___ Material provided ___
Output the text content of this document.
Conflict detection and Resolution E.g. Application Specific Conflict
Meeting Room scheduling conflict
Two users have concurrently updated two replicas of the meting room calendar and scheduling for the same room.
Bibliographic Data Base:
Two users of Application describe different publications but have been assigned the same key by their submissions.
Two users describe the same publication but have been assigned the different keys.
___
Copy every line above that includes the string "assigned".

Solution —
Two users of Application describe different publications but have been assigned the same key by their submissions.
Two users describe the same publication but have been assigned the different keys.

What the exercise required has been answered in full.